(Required work)
In the data, extract each line that holds the string "Fast".
━━━
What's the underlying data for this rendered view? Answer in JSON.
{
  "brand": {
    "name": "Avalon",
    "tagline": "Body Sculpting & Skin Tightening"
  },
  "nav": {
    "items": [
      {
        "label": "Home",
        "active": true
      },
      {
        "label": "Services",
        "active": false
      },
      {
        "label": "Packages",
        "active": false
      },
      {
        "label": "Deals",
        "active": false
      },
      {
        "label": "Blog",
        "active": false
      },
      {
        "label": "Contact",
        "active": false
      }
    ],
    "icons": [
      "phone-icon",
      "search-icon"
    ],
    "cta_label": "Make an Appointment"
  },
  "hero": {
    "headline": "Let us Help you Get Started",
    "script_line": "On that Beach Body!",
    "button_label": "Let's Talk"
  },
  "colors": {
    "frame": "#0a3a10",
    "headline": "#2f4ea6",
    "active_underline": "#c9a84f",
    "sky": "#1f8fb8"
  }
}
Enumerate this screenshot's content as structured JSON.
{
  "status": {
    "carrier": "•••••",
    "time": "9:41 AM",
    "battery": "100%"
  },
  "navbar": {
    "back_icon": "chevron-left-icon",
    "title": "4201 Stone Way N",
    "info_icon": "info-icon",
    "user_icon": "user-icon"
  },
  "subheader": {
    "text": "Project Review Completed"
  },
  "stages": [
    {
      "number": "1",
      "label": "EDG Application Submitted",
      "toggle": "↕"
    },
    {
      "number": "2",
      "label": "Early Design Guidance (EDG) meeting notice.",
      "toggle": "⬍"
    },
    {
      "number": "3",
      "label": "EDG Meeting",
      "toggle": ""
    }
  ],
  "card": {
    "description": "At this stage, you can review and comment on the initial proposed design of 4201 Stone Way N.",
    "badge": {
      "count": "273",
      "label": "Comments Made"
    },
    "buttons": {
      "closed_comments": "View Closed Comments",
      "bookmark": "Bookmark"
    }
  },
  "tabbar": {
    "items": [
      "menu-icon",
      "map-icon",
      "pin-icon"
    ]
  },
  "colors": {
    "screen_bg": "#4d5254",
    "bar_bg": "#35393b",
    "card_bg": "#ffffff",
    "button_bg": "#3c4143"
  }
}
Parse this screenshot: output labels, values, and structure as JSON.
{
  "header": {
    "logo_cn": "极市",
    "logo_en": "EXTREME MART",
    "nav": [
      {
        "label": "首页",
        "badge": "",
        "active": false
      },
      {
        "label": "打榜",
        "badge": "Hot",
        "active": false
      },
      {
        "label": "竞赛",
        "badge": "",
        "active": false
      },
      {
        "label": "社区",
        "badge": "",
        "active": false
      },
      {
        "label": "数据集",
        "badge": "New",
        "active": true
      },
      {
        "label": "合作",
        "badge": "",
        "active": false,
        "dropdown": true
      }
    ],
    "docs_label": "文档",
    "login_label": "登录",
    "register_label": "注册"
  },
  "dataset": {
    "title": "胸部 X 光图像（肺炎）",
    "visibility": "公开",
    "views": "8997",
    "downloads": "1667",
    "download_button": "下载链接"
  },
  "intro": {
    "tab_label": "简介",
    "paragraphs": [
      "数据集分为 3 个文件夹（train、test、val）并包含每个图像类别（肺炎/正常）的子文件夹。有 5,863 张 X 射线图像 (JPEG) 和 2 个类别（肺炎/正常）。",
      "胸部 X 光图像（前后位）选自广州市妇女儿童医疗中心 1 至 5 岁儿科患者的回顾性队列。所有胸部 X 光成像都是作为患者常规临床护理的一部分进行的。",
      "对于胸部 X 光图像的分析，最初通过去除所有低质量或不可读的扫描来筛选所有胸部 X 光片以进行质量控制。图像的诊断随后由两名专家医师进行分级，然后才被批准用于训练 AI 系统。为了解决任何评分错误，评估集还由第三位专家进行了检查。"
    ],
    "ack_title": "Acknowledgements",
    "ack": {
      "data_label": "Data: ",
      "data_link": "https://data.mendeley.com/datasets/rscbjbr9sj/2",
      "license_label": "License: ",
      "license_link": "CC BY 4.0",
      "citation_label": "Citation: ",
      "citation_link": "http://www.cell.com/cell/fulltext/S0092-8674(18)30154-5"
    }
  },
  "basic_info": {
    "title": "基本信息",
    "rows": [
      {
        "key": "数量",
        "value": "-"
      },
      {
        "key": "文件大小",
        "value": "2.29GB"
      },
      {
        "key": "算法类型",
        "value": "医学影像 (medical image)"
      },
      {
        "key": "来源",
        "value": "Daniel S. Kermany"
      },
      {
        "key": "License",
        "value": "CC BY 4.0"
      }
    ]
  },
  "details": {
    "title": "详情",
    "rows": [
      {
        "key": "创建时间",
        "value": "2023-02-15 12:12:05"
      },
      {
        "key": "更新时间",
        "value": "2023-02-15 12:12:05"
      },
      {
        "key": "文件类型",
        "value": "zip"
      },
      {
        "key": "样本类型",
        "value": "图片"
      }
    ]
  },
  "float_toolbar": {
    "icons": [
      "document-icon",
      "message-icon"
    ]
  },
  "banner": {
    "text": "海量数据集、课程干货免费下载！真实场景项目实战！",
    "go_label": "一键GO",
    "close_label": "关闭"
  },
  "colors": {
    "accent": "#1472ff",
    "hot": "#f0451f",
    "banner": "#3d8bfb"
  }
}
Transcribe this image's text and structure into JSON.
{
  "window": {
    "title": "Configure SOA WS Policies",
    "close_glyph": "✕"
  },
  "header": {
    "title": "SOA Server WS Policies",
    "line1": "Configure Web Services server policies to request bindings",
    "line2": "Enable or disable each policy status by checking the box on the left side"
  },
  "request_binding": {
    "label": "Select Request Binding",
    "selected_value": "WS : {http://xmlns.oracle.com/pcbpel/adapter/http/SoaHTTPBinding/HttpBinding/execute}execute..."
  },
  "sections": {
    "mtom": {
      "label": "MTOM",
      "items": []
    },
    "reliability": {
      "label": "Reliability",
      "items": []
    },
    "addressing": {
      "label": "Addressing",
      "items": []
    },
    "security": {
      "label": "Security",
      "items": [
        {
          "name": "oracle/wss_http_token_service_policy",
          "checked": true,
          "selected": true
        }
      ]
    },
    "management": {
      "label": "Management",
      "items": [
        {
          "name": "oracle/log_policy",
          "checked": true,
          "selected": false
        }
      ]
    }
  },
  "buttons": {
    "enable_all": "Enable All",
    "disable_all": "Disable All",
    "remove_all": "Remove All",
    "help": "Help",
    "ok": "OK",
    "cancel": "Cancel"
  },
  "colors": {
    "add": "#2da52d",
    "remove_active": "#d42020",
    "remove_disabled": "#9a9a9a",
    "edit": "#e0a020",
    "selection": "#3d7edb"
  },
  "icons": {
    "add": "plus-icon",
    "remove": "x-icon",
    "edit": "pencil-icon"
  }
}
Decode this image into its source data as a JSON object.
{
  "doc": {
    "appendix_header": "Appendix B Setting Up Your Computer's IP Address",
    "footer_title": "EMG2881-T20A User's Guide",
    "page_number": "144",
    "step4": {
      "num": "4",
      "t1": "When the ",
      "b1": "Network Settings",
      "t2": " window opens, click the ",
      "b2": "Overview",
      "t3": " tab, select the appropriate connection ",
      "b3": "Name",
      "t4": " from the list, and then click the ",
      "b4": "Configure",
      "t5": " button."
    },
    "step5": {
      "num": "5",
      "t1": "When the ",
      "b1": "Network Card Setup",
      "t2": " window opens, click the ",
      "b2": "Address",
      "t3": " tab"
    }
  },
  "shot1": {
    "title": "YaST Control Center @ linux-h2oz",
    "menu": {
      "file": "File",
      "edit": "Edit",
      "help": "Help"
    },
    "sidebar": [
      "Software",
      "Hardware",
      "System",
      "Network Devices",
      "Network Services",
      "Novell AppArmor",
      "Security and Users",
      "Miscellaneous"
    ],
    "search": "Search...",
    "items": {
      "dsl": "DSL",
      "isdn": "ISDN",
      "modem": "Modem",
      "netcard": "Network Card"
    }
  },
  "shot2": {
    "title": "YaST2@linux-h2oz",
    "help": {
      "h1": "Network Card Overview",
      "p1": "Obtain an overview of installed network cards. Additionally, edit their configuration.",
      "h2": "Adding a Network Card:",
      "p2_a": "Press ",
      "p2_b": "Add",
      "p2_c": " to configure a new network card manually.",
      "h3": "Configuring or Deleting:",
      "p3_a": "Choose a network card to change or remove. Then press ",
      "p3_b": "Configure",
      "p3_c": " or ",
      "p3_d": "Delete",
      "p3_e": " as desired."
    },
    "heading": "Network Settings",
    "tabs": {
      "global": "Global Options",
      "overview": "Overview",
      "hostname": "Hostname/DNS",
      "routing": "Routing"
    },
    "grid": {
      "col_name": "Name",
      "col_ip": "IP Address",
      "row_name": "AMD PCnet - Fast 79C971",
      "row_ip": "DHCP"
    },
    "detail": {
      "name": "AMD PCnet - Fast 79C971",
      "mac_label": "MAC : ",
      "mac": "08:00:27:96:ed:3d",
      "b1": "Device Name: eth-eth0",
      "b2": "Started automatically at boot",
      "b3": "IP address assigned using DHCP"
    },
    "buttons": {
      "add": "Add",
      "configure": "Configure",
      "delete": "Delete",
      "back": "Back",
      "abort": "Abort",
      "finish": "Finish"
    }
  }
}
━━━
(Written answer)
      "row_name": "AMD PCnet - Fast 79C971",
      "name": "AMD PCnet - Fast 79C971",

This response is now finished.